EXERCISE GOAL
Reproduce the records below in their entirety, character for character.

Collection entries

====

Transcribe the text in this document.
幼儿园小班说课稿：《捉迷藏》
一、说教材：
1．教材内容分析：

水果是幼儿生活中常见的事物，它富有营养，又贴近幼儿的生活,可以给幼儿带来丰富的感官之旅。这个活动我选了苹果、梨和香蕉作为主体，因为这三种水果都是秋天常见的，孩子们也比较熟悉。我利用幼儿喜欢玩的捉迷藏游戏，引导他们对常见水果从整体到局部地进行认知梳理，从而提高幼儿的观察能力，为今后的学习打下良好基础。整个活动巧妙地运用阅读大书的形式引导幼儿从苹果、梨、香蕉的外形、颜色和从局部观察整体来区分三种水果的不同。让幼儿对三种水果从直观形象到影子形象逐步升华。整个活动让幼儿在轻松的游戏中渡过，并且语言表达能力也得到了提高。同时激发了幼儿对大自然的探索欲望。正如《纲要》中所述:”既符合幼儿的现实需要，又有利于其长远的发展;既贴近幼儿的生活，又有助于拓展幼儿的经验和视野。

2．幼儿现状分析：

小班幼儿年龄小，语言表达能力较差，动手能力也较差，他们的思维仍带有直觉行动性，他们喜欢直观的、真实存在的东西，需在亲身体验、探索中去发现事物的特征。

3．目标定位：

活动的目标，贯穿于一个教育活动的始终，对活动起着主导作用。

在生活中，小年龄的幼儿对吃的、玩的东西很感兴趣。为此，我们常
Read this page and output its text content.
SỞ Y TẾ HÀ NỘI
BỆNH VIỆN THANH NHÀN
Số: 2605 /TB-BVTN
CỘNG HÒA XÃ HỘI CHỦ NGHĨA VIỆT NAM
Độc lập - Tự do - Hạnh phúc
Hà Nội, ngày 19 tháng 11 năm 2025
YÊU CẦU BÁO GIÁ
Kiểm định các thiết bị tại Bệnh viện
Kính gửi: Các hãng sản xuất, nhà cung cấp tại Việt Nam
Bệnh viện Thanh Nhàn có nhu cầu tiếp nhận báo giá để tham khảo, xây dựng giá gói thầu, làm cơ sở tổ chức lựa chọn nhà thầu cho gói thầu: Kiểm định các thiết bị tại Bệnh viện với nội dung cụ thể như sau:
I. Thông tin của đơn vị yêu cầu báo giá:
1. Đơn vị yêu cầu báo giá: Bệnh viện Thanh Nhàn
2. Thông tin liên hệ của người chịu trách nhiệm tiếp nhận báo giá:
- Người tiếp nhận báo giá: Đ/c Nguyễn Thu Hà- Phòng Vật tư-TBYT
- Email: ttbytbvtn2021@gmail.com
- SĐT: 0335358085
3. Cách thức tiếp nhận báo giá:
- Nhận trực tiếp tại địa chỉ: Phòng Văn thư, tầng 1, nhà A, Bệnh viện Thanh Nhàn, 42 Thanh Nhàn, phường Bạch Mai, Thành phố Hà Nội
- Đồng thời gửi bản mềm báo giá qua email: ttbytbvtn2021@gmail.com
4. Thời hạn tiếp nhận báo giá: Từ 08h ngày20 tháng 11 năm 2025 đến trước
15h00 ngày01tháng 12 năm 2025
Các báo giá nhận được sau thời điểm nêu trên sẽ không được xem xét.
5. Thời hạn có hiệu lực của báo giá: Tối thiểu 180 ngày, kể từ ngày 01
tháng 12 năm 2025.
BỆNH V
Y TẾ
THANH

====

FINAL RESULT
Transcribe the text in this document.
幼儿园小班说课稿：《捉迷藏》
一、说教材：
1．教材内容分析：

水果是幼儿生活中常见的事物，它富有营养，又贴近幼儿的生活,可以给幼儿带来丰富的感官之旅。这个活动我选了苹果、梨和香蕉作为主体，因为这三种水果都是秋天常见的，孩子们也比较熟悉。我利用幼儿喜欢玩的捉迷藏游戏，引导他们对常见水果从整体到局部地进行认知梳理，从而提高幼儿的观察能力，为今后的学习打下良好基础。整个活动巧妙地运用阅读大书的形式引导幼儿从苹果、梨、香蕉的外形、颜色和从局部观察整体来区分三种水果的不同。让幼儿对三种水果从直观形象到影子形象逐步升华。整个活动让幼儿在轻松的游戏中渡过，并且语言表达能力也得到了提高。同时激发了幼儿对大自然的探索欲望。正如《纲要》中所述:”既符合幼儿的现实需要，又有利于其长远的发展;既贴近幼儿的生活，又有助于拓展幼儿的经验和视野。

2．幼儿现状分析：

小班幼儿年龄小，语言表达能力较差，动手能力也较差，他们的思维仍带有直觉行动性，他们喜欢直观的、真实存在的东西，需在亲身体验、探索中去发现事物的特征。

3．目标定位：

活动的目标，贯穿于一个教育活动的始终，对活动起着主导作用。

在生活中，小年龄的幼儿对吃的、玩的东西很感兴趣。为此，我们常
Read this page and output its text content.
SỞ Y TẾ HÀ NỘI
BỆNH VIỆN THANH NHÀN
Số: 2605 /TB-BVTN
CỘNG HÒA XÃ HỘI CHỦ NGHĨA VIỆT NAM
Độc lập - Tự do - Hạnh phúc
Hà Nội, ngày 19 tháng 11 năm 2025
YÊU CẦU BÁO GIÁ
Kiểm định các thiết bị tại Bệnh viện
Kính gửi: Các hãng sản xuất, nhà cung cấp tại Việt Nam
Bệnh viện Thanh Nhàn có nhu cầu tiếp nhận báo giá để tham khảo, xây dựng giá gói thầu, làm cơ sở tổ chức lựa chọn nhà thầu cho gói thầu: Kiểm định các thiết bị tại Bệnh viện với nội dung cụ thể như sau:
I. Thông tin của đơn vị yêu cầu báo giá:
1. Đơn vị yêu cầu báo giá: Bệnh viện Thanh Nhàn
2. Thông tin liên hệ của người chịu trách nhiệm tiếp nhận báo giá:
- Người tiếp nhận báo giá: Đ/c Nguyễn Thu Hà- Phòng Vật tư-TBYT
- Email: ttbytbvtn2021@gmail.com
- SĐT: 0335358085
3. Cách thức tiếp nhận báo giá:
- Nhận trực tiếp tại địa chỉ: Phòng Văn thư, tầng 1, nhà A, Bệnh viện Thanh Nhàn, 42 Thanh Nhàn, phường Bạch Mai, Thành phố Hà Nội
- Đồng thời gửi bản mềm báo giá qua email: ttbytbvtn2021@gmail.com
4. Thời hạn tiếp nhận báo giá: Từ 08h ngày20 tháng 11 năm 2025 đến trước
15h00 ngày01tháng 12 năm 2025
Các báo giá nhận được sau thời điểm nêu trên sẽ không được xem xét.
5. Thời hạn có hiệu lực của báo giá: Tối thiểu 180 ngày, kể từ ngày 01
tháng 12 năm 2025.
BỆNH V
Y TẾ
THANH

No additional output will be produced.